(Texto da página):
○ ○ ○
O espaço vazio que é criado a partir de uma informação eivada de incerteza vai ser rapidamente ocupado pelas crenças e teorias erradas que proliferam. O protocolo da DGS com o jornal Poligrafo é muito interessante, mas é necessário que a informação que é prestada mude e sejam analisadas sistematicamente todas as ideias que por aí pululam.

Por outro lado existe um fator confiança, nas pessoas e nas instituições, que merece ser avaliado. Se a Diretora Geral de Saúde e o seu Serviço (apesar de não haver confirmação empírica) suscitam confiança, o debate tem sido à volta da capacidade do SNS poder responder à crise. Ora isso não só desloca a discussão para as atitudes sobre o SNS como desvia a questão das medidas que cada um tem que tomar para diminuir o risco, bem como a razão de ser dessas medidas.
○ ○ ○
(Extratos de dados):
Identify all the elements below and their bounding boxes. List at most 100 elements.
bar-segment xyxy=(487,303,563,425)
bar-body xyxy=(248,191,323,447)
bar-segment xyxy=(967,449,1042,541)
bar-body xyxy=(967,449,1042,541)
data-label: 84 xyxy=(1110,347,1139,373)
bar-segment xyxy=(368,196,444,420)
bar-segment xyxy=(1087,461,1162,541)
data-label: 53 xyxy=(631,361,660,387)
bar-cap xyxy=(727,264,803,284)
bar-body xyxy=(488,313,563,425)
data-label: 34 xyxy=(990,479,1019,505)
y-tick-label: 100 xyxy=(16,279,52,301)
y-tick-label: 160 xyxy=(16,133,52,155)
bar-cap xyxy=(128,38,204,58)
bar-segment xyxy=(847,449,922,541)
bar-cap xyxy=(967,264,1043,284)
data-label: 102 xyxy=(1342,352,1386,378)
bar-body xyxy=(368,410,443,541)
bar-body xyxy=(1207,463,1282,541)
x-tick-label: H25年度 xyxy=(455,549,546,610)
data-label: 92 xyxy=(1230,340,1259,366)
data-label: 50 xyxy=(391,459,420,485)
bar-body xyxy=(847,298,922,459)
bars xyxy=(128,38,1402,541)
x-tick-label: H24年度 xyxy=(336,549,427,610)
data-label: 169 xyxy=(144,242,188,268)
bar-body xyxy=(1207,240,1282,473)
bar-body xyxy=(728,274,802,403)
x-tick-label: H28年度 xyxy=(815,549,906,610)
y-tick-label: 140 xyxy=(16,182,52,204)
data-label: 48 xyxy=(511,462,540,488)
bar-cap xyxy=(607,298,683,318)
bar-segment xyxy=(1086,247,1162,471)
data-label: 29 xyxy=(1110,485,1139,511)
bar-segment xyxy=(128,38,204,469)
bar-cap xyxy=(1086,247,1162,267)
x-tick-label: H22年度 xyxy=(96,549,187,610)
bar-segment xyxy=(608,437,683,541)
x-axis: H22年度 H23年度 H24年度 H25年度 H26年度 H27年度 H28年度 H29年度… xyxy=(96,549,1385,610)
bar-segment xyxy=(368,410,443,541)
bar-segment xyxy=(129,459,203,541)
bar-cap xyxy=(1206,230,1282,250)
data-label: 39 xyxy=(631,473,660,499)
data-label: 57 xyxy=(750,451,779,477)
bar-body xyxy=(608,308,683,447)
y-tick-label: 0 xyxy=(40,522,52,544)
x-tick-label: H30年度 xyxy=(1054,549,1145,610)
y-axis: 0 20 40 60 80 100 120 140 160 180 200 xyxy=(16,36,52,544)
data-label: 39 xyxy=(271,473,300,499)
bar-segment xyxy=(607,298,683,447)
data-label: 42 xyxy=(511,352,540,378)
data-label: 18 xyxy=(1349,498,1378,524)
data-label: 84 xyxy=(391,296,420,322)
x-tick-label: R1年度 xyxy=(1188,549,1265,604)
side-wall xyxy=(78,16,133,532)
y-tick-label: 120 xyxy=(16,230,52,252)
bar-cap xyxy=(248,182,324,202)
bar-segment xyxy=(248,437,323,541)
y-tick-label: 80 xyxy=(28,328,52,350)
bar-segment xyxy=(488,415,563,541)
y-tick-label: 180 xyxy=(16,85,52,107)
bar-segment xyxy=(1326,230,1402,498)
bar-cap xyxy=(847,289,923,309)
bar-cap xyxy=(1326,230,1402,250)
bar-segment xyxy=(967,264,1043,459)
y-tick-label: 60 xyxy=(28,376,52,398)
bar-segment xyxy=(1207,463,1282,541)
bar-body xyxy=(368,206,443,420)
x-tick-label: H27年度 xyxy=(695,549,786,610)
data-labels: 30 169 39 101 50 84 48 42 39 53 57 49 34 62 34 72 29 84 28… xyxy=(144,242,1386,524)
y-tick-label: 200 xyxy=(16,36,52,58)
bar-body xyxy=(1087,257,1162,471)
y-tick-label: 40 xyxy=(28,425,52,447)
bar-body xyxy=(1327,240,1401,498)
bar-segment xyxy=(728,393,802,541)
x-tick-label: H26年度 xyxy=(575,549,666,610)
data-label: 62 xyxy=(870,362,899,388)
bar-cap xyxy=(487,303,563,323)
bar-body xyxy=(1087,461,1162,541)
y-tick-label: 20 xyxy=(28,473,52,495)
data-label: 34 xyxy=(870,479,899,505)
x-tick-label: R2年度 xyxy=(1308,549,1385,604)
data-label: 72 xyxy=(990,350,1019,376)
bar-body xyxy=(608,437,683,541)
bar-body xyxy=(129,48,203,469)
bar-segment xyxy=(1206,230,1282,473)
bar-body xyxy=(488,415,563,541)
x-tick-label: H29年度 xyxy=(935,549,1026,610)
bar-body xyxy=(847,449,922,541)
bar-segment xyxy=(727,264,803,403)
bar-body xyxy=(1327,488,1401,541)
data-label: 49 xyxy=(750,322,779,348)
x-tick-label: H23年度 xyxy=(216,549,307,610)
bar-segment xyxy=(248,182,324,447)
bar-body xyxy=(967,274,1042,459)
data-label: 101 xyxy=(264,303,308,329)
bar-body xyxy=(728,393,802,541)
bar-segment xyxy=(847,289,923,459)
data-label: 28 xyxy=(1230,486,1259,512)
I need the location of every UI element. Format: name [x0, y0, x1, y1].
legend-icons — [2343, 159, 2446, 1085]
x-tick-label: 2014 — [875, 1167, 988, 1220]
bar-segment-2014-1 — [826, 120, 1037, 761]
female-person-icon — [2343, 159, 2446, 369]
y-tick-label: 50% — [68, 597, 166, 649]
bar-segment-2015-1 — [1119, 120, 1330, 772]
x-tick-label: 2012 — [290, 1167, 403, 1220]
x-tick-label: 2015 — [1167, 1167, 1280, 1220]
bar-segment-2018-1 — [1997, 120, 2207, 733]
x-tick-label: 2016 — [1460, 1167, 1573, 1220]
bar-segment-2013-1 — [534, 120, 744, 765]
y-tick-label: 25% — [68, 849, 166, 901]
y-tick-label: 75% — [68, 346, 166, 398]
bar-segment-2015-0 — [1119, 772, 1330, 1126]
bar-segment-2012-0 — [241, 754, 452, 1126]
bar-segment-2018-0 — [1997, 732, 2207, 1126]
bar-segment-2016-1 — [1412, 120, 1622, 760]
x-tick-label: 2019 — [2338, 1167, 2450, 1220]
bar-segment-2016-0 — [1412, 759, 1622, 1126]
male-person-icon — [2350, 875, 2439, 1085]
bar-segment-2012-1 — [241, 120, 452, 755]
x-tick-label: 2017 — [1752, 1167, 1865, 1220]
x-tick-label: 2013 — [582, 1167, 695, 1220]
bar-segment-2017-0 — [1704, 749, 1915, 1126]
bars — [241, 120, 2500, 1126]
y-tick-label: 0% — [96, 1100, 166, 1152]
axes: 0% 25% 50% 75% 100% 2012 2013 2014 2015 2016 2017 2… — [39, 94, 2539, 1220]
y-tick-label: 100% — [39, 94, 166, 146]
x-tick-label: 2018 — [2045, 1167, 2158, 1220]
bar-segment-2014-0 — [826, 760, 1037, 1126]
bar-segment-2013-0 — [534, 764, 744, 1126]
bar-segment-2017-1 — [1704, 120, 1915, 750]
○ ○ ○
(Enunciado): Dê seguimento ao texto sobre a informação da DGS e a confiança nas instituições, escrevendo a partir da última frase apresentada.

(Resultado do exercício):
A aplicação das melhores práticas de gestão e comunicação de risco é difícil, em grande parte dos contextos, porque aquilo que a melhor ciência determina vai contra o senso comum e também contra as teorias que parecem ser mais lógicas a todos. Dizer que o pânico não é pânico, e explicá-lo como fizemos acima, vai contra aquilo que parece ser evidente. Mesmo  enumerando dezenas de estudos empíricos cujas conclusões são contrárias ao senso comum isso não produziria efeitos, porque a força deste é tal que a maior parte dos atores continuará a “manter a sua”.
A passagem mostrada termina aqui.